SHORT PROBLEM:
Transcribe the listing verbatim. Do not carry over any pictures.

PROVIDED DATA:
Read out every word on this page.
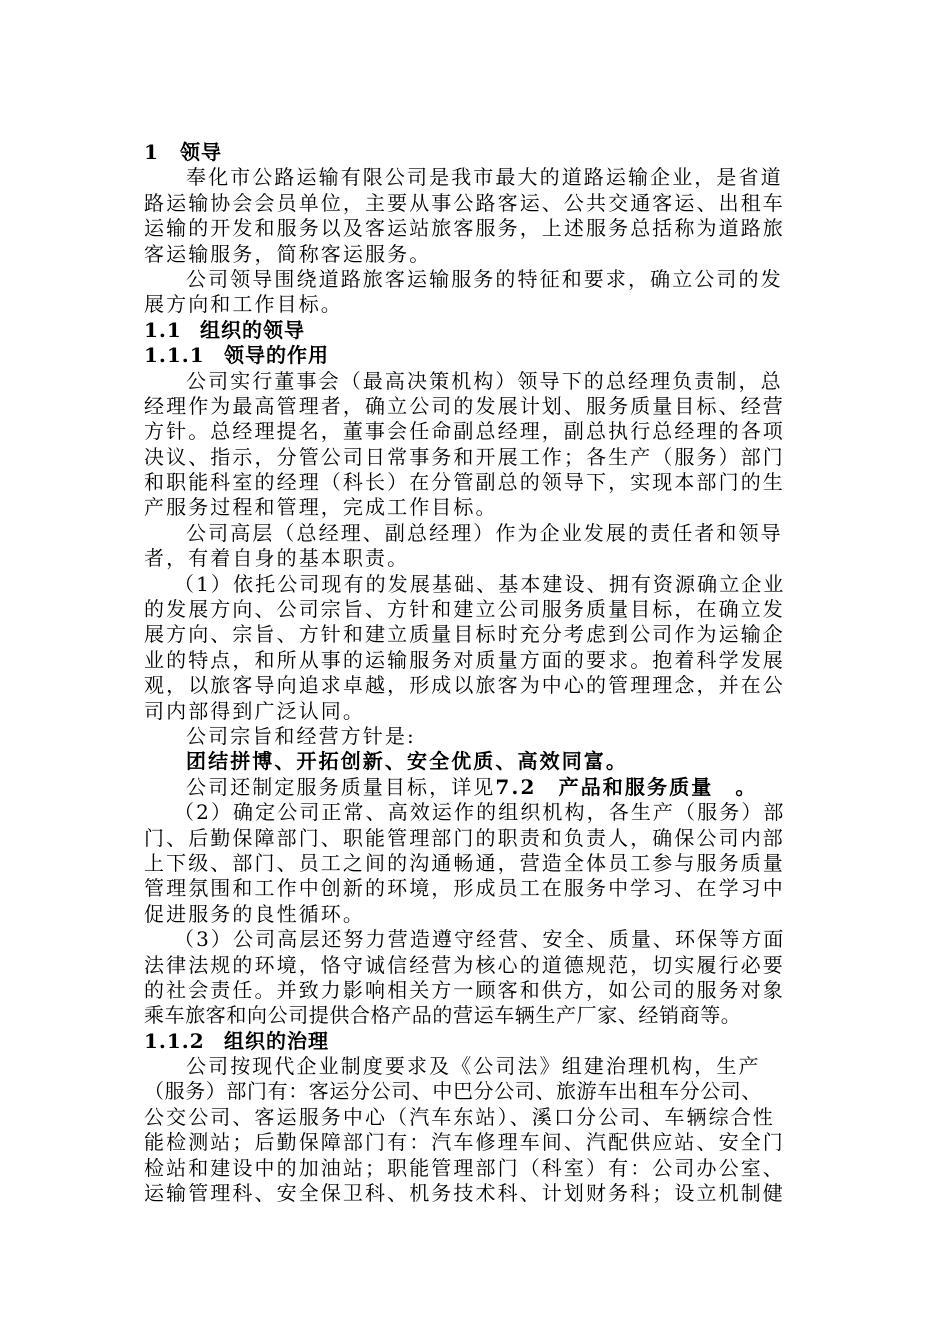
1 领导
奉化市公路运输有限公司是我市最大的道路运输企业，是省道
路运输协会会员单位，主要从事公路客运、公共交通客运、出租车
运输的开发和服务以及客运站旅客服务，上述服务总括称为道路旅
客运输服务，简称客运服务。
公司领导围绕道路旅客运输服务的特征和要求，确立公司的发
展方向和工作目标。
1.1 组织的领导
1.1.1 领导的作用
公司实行董事会（最高决策机构）领导下的总经理负责制，总
经理作为最高管理者，确立公司的发展计划、服务质量目标、经营
方针。总经理提名，董事会任命副总经理，副总执行总经理的各项
决议、指示，分管公司日常事务和开展工作；各生产（服务）部门
和职能科室的经理（科长）在分管副总的领导下，实现本部门的生
产服务过程和管理，完成工作目标。
公司高层（总经理、副总经理）作为企业发展的责任者和领导
者，有着自身的基本职责。
（1）依托公司现有的发展基础、基本建设、拥有资源确立企业
的发展方向、公司宗旨、方针和建立公司服务质量目标，在确立发
展方向、宗旨、方针和建立质量目标时充分考虑到公司作为运输企
业的特点，和所从事的运输服务对质量方面的要求。抱着科学发展
观，以旅客导向追求卓越，形成以旅客为中心的管理理念，并在公
司内部得到广泛认同。
公司宗旨和经营方针是:
团结拼博、开拓创新、安全优质、高效同富。
公司还制定服务质量目标，详见7.2　产品和服务质量　。
（2）确定公司正常、高效运作的组织机构，各生产（服务）部
门、后勤保障部门、职能管理部门的职责和负责人，确保公司内部
上下级、部门、员工之间的沟通畅通，营造全体员工参与服务质量
管理氛围和工作中创新的环境，形成员工在服务中学习、在学习中
促进服务的良性循环。
（3）公司高层还努力营造遵守经营、安全、质量、环保等方面
法律法规的环境，恪守诚信经营为核心的道德规范，切实履行必要
的社会责任。并致力影响相关方一顾客和供方，如公司的服务对象
乘车旅客和向公司提供合格产品的营运车辆生产厂家、经销商等。
1.1.2 组织的治理
公司按现代企业制度要求及《公司法》组建治理机构，生产
（服务）部门有：客运分公司、中巴分公司、旅游车出租车分公司、
公交公司、客运服务中心（汽车东站）、溪口分公司、车辆综合性
能检测站；后勤保障部门有：汽车修理车间、汽配供应站、安全门
检站和建设中的加油站；职能管理部门（科室）有：公司办公室、
运输管理科、安全保卫科、机务技术科、计划财务科；设立机制健
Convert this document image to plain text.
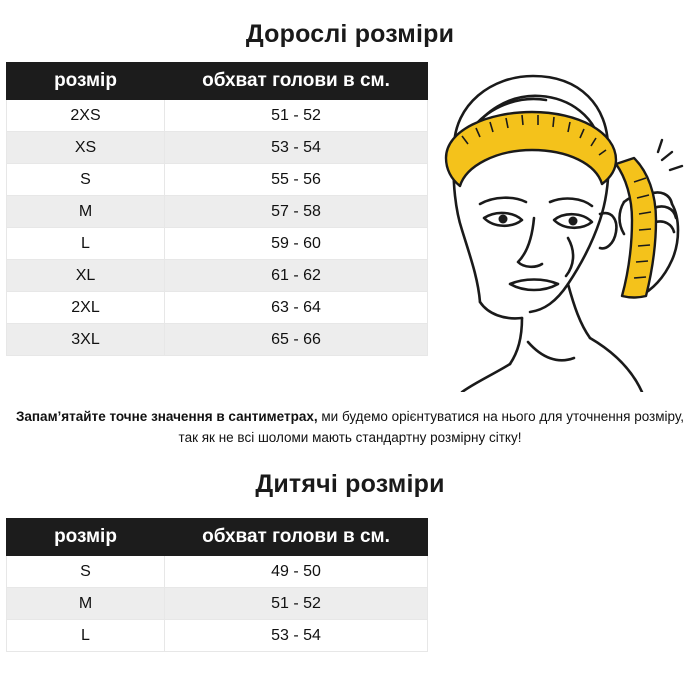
Дорослі розміри
розмір	обхват голови в см.
2XS	51 - 52
XS	53 - 54
S	55 - 56
M	57 - 58
L	59 - 60
XL	61 - 62
2XL	63 - 64
3XL	65 - 66
Запам’ятайте точне значення в сантиметрах, ми будемо орієнтуватися на нього для уточнення розміру, так як не всі шоломи мають стандартну розмірну сітку!
Дитячі розміри
розмір	обхват голови в см.
S	49 - 50
M	51 - 52
L	53 - 54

REPLY TO THE EXERCISE:
Read out every word on this page.
1 领导
奉化市公路运输有限公司是我市最大的道路运输企业，是省道
路运输协会会员单位，主要从事公路客运、公共交通客运、出租车
运输的开发和服务以及客运站旅客服务，上述服务总括称为道路旅
客运输服务，简称客运服务。
公司领导围绕道路旅客运输服务的特征和要求，确立公司的发
展方向和工作目标。
1.1 组织的领导
1.1.1 领导的作用
公司实行董事会（最高决策机构）领导下的总经理负责制，总
经理作为最高管理者，确立公司的发展计划、服务质量目标、经营
方针。总经理提名，董事会任命副总经理，副总执行总经理的各项
决议、指示，分管公司日常事务和开展工作；各生产（服务）部门
和职能科室的经理（科长）在分管副总的领导下，实现本部门的生
产服务过程和管理，完成工作目标。
公司高层（总经理、副总经理）作为企业发展的责任者和领导
者，有着自身的基本职责。
（1）依托公司现有的发展基础、基本建设、拥有资源确立企业
的发展方向、公司宗旨、方针和建立公司服务质量目标，在确立发
展方向、宗旨、方针和建立质量目标时充分考虑到公司作为运输企
业的特点，和所从事的运输服务对质量方面的要求。抱着科学发展
观，以旅客导向追求卓越，形成以旅客为中心的管理理念，并在公
司内部得到广泛认同。
公司宗旨和经营方针是:
团结拼博、开拓创新、安全优质、高效同富。
公司还制定服务质量目标，详见7.2　产品和服务质量　。
（2）确定公司正常、高效运作的组织机构，各生产（服务）部
门、后勤保障部门、职能管理部门的职责和负责人，确保公司内部
上下级、部门、员工之间的沟通畅通，营造全体员工参与服务质量
管理氛围和工作中创新的环境，形成员工在服务中学习、在学习中
促进服务的良性循环。
（3）公司高层还努力营造遵守经营、安全、质量、环保等方面
法律法规的环境，恪守诚信经营为核心的道德规范，切实履行必要
的社会责任。并致力影响相关方一顾客和供方，如公司的服务对象
乘车旅客和向公司提供合格产品的营运车辆生产厂家、经销商等。
1.1.2 组织的治理
公司按现代企业制度要求及《公司法》组建治理机构，生产
（服务）部门有：客运分公司、中巴分公司、旅游车出租车分公司、
公交公司、客运服务中心（汽车东站）、溪口分公司、车辆综合性
能检测站；后勤保障部门有：汽车修理车间、汽配供应站、安全门
检站和建设中的加油站；职能管理部门（科室）有：公司办公室、
运输管理科、安全保卫科、机务技术科、计划财务科；设立机制健
Convert this document image to plain text.
Дорослі розміри
розмір	обхват голови в см.
2XS	51 - 52
XS	53 - 54
S	55 - 56
M	57 - 58
L	59 - 60
XL	61 - 62
2XL	63 - 64
3XL	65 - 66
Запам’ятайте точне значення в сантиметрах, ми будемо орієнтуватися на нього для уточнення розміру, так як не всі шоломи мають стандартну розмірну сітку!
Дитячі розміри
розмір	обхват голови в см.
S	49 - 50
M	51 - 52
L	53 - 54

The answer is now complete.